Goal of the exercise: Check each line of the records below and collect those that include the word "grid".

Dataset listings of figures:
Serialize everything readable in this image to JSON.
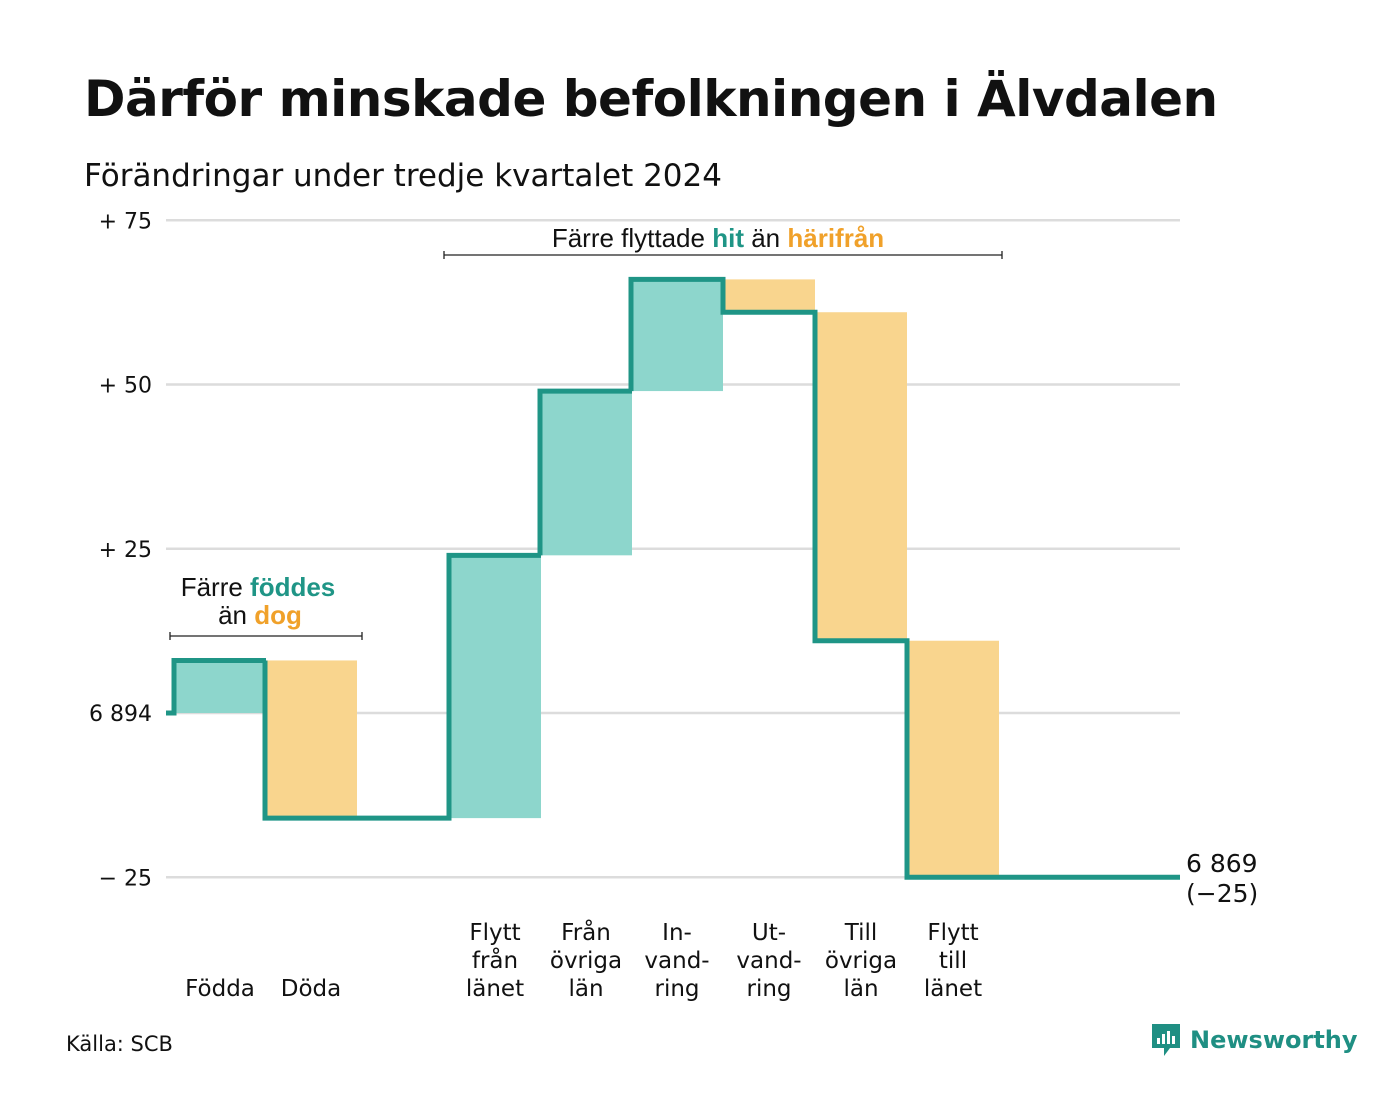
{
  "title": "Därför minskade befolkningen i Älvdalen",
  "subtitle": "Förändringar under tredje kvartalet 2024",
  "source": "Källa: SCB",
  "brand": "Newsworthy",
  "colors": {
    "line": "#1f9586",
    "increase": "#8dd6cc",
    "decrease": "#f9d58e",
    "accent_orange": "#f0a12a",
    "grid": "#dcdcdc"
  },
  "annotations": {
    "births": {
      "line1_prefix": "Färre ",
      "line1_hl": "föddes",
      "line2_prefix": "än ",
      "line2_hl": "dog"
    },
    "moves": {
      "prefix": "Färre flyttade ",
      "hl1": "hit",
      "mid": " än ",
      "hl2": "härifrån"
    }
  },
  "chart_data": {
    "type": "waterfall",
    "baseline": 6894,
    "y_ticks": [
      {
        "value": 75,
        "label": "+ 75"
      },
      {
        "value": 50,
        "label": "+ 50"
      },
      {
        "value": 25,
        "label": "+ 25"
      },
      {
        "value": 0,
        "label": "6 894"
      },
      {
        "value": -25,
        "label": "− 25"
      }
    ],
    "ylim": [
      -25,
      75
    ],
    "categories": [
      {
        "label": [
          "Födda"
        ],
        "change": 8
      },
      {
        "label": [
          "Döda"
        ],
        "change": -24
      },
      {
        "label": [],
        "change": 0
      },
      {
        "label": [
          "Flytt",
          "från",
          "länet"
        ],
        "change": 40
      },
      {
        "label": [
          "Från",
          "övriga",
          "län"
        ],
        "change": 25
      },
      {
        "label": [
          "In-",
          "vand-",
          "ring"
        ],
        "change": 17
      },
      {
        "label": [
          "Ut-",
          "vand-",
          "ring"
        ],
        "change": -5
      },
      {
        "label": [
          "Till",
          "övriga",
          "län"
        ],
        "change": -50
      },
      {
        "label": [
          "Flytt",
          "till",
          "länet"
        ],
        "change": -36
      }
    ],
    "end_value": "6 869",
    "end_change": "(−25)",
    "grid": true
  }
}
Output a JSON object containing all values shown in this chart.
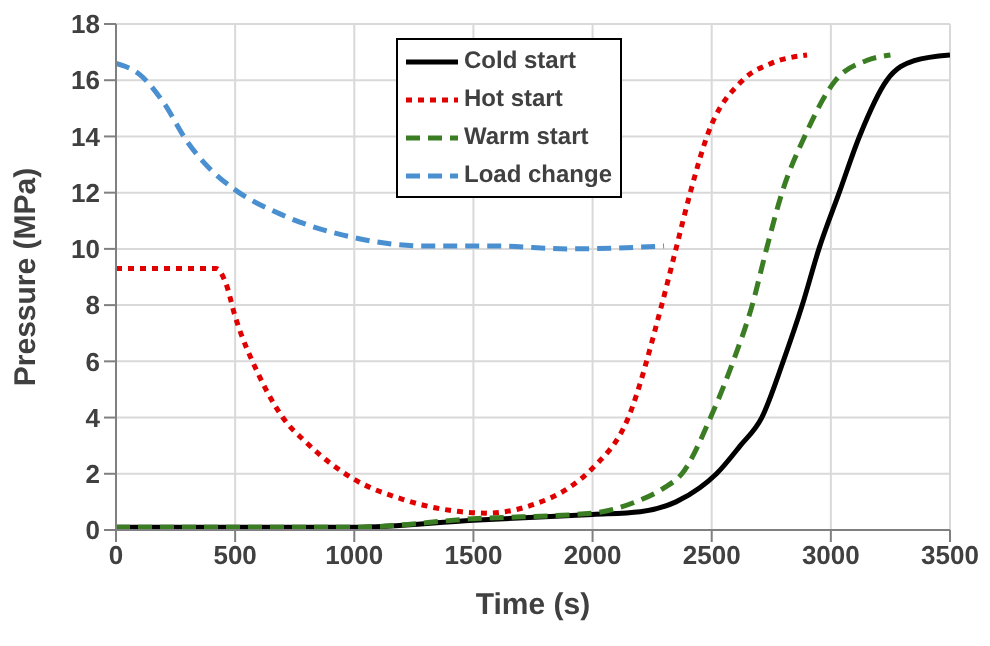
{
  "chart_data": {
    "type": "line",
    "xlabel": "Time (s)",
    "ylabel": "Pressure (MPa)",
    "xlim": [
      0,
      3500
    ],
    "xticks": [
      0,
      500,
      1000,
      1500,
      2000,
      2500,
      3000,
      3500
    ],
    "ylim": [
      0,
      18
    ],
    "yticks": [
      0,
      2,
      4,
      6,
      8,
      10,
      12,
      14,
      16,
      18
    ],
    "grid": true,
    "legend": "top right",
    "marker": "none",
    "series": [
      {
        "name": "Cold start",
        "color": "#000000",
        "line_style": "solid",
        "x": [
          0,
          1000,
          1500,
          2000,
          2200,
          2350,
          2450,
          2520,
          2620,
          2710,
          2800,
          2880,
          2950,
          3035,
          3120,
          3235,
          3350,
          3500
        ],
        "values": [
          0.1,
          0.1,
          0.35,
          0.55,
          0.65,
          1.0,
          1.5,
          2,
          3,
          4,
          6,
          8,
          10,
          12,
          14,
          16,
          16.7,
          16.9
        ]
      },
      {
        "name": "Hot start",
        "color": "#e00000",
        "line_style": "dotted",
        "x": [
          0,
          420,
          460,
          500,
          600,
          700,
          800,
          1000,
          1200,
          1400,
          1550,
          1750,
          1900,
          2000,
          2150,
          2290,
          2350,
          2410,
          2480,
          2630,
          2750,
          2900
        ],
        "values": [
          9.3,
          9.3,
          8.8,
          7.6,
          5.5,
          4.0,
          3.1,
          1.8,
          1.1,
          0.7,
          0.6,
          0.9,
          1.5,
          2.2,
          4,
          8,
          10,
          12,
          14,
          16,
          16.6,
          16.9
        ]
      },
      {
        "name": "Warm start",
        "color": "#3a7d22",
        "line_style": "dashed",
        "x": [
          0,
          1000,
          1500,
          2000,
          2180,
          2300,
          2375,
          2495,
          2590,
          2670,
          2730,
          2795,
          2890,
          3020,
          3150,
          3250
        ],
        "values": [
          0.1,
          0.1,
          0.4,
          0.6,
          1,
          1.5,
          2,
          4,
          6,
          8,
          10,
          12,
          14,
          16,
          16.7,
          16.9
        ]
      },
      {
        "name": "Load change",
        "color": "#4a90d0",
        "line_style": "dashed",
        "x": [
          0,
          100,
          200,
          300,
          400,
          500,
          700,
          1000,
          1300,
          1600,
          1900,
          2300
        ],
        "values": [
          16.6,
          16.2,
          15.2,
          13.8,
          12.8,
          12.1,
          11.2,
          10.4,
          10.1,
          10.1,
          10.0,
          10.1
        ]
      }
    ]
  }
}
==
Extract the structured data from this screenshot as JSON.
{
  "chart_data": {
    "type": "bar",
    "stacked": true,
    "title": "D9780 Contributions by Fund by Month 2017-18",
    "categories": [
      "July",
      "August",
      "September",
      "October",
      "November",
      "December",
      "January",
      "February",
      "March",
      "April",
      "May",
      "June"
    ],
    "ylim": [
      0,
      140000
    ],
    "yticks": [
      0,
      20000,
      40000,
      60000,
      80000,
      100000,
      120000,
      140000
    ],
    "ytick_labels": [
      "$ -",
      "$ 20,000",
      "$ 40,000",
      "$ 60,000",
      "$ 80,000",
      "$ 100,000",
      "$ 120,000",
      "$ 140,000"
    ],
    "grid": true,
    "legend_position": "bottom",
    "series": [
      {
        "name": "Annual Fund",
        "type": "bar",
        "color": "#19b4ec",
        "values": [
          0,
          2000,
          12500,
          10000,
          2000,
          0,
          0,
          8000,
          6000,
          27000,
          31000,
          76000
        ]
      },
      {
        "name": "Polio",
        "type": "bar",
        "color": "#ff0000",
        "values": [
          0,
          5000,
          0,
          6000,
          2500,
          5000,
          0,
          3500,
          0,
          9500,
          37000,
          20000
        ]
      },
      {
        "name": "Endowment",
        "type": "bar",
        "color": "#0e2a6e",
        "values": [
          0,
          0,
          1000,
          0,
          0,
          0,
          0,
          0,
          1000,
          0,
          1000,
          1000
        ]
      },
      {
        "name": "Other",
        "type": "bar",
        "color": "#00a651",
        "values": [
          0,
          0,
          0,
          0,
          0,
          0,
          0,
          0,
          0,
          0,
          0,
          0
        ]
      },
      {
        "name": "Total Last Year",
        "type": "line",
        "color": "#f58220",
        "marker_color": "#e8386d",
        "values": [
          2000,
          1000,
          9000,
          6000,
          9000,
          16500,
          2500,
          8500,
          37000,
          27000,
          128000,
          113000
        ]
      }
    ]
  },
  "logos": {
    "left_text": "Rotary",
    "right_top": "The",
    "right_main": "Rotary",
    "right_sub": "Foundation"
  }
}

Response for this exercise:
    "grid": "#dcdcdc"
    "grid": true
    "grid": true,
    "grid": true,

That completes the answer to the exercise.